▶ [GIVEN PROBLEM]: Look below. Copy each line that has "JSON" in it.

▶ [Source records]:
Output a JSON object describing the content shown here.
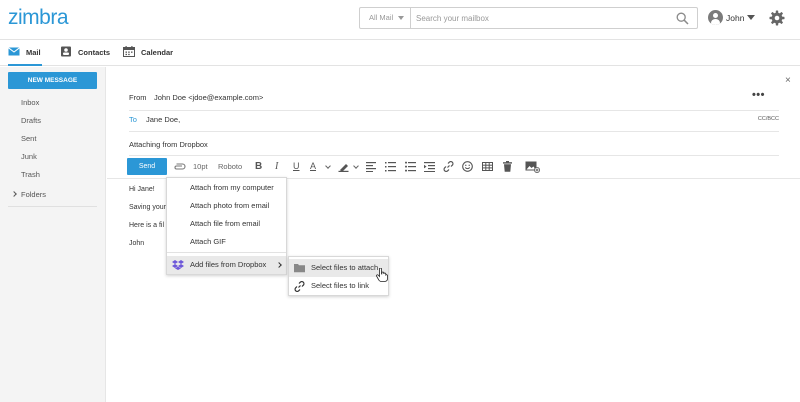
{
  "header": {
    "logo": "zimbra",
    "search_scope": "All Mail",
    "search_placeholder": "Search your mailbox",
    "user_name": "John"
  },
  "nav": {
    "tabs": [
      {
        "label": "Mail",
        "icon": "mail-icon",
        "active": true
      },
      {
        "label": "Contacts",
        "icon": "contacts-icon",
        "active": false
      },
      {
        "label": "Calendar",
        "icon": "calendar-icon",
        "active": false
      }
    ]
  },
  "sidebar": {
    "new_message": "NEW MESSAGE",
    "folders": [
      "Inbox",
      "Drafts",
      "Sent",
      "Junk",
      "Trash"
    ],
    "folders_toggle": "Folders"
  },
  "compose": {
    "from_label": "From",
    "from_value": "John Doe <jdoe@example.com>",
    "to_label": "To",
    "to_value": "Jane Doe,",
    "cc_bcc": "CC/BCC",
    "subject": "Attaching from Dropbox",
    "more_icon": "•••",
    "close_icon": "×"
  },
  "toolbar": {
    "send": "Send",
    "font_size": "10pt",
    "font_family": "Roboto",
    "bold": "B",
    "italic": "I",
    "underline": "U",
    "font_color": "A"
  },
  "body": {
    "lines": [
      "Hi Jane!",
      "Saving your",
      "Here is a fil",
      "John"
    ]
  },
  "attach_menu": {
    "items": [
      "Attach from my computer",
      "Attach photo from email",
      "Attach file from email",
      "Attach GIF"
    ],
    "dropbox": "Add files from Dropbox"
  },
  "dropbox_submenu": {
    "items": [
      "Select files to attach",
      "Select files to link"
    ]
  },
  "colors": {
    "accent": "#2b97d6",
    "dropbox": "#6e58d9"
  }
}
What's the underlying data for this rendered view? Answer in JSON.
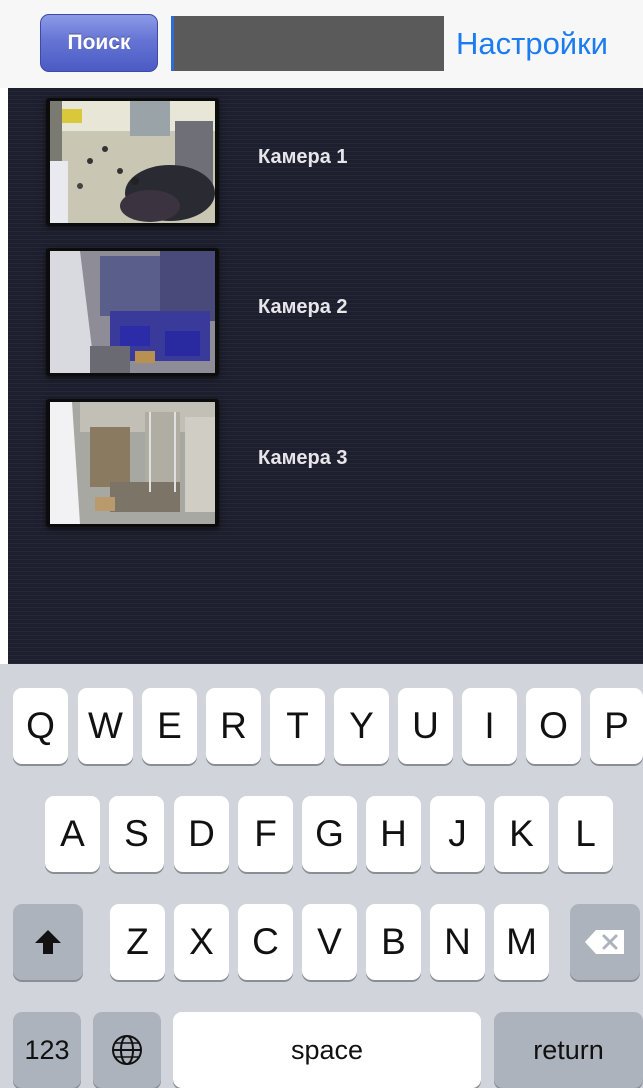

▶ [RESPONSE FOR THIS EXERCISE]:
Output a JSON object describing the content shown here.
What's the underlying data for this rendered view? Answer in JSON.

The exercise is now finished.